_TASK TO COMPLETE_
The listing beneath should be written out in full, exactly as shown.

_DATA EXTRACT_

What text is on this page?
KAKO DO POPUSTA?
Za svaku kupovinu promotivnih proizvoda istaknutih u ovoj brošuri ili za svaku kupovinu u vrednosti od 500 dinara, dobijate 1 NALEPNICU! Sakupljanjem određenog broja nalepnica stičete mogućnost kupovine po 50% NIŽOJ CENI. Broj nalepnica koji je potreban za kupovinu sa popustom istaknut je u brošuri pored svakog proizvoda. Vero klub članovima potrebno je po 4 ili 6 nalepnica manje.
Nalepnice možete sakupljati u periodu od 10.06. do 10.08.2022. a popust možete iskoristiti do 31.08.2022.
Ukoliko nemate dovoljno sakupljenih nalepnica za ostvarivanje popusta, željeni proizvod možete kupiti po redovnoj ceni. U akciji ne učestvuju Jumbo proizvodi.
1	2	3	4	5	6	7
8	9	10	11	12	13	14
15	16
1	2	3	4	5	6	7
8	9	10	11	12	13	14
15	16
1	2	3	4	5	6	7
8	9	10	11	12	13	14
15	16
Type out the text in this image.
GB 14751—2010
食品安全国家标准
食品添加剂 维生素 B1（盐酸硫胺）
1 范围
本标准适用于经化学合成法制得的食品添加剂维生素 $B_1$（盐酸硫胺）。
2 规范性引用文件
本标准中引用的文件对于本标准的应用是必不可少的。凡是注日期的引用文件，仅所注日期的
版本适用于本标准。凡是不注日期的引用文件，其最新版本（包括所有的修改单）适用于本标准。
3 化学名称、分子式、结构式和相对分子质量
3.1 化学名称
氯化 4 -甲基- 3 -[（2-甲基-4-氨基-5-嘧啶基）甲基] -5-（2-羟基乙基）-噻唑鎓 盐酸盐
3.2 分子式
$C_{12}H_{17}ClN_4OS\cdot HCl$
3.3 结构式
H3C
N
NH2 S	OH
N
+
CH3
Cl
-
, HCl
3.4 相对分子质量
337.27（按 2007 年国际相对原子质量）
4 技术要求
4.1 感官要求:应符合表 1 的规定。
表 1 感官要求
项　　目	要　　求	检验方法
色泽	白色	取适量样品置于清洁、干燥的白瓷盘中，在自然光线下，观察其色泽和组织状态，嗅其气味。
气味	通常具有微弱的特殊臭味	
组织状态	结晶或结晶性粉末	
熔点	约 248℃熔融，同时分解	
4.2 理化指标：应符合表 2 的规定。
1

_ANSWER IN FULL_
What text is on this page?
KAKO DO POPUSTA?
Za svaku kupovinu promotivnih proizvoda istaknutih u ovoj brošuri ili za svaku kupovinu u vrednosti od 500 dinara, dobijate 1 NALEPNICU! Sakupljanjem određenog broja nalepnica stičete mogućnost kupovine po 50% NIŽOJ CENI. Broj nalepnica koji je potreban za kupovinu sa popustom istaknut je u brošuri pored svakog proizvoda. Vero klub članovima potrebno je po 4 ili 6 nalepnica manje.
Nalepnice možete sakupljati u periodu od 10.06. do 10.08.2022. a popust možete iskoristiti do 31.08.2022.
Ukoliko nemate dovoljno sakupljenih nalepnica za ostvarivanje popusta, željeni proizvod možete kupiti po redovnoj ceni. U akciji ne učestvuju Jumbo proizvodi.
1	2	3	4	5	6	7
8	9	10	11	12	13	14
15	16
1	2	3	4	5	6	7
8	9	10	11	12	13	14
15	16
1	2	3	4	5	6	7
8	9	10	11	12	13	14
15	16
Type out the text in this image.
GB 14751—2010
食品安全国家标准
食品添加剂 维生素 B1（盐酸硫胺）
1 范围
本标准适用于经化学合成法制得的食品添加剂维生素 $B_1$（盐酸硫胺）。
2 规范性引用文件
本标准中引用的文件对于本标准的应用是必不可少的。凡是注日期的引用文件，仅所注日期的
版本适用于本标准。凡是不注日期的引用文件，其最新版本（包括所有的修改单）适用于本标准。
3 化学名称、分子式、结构式和相对分子质量
3.1 化学名称
氯化 4 -甲基- 3 -[（2-甲基-4-氨基-5-嘧啶基）甲基] -5-（2-羟基乙基）-噻唑鎓 盐酸盐
3.2 分子式
$C_{12}H_{17}ClN_4OS\cdot HCl$
3.3 结构式
H3C
N
NH2 S	OH
N
+
CH3
Cl
-
, HCl
3.4 相对分子质量
337.27（按 2007 年国际相对原子质量）
4 技术要求
4.1 感官要求:应符合表 1 的规定。
表 1 感官要求
项　　目	要　　求	检验方法
色泽	白色	取适量样品置于清洁、干燥的白瓷盘中，在自然光线下，观察其色泽和组织状态，嗅其气味。
气味	通常具有微弱的特殊臭味	
组织状态	结晶或结晶性粉末	
熔点	约 248℃熔融，同时分解	
4.2 理化指标：应符合表 2 的规定。
1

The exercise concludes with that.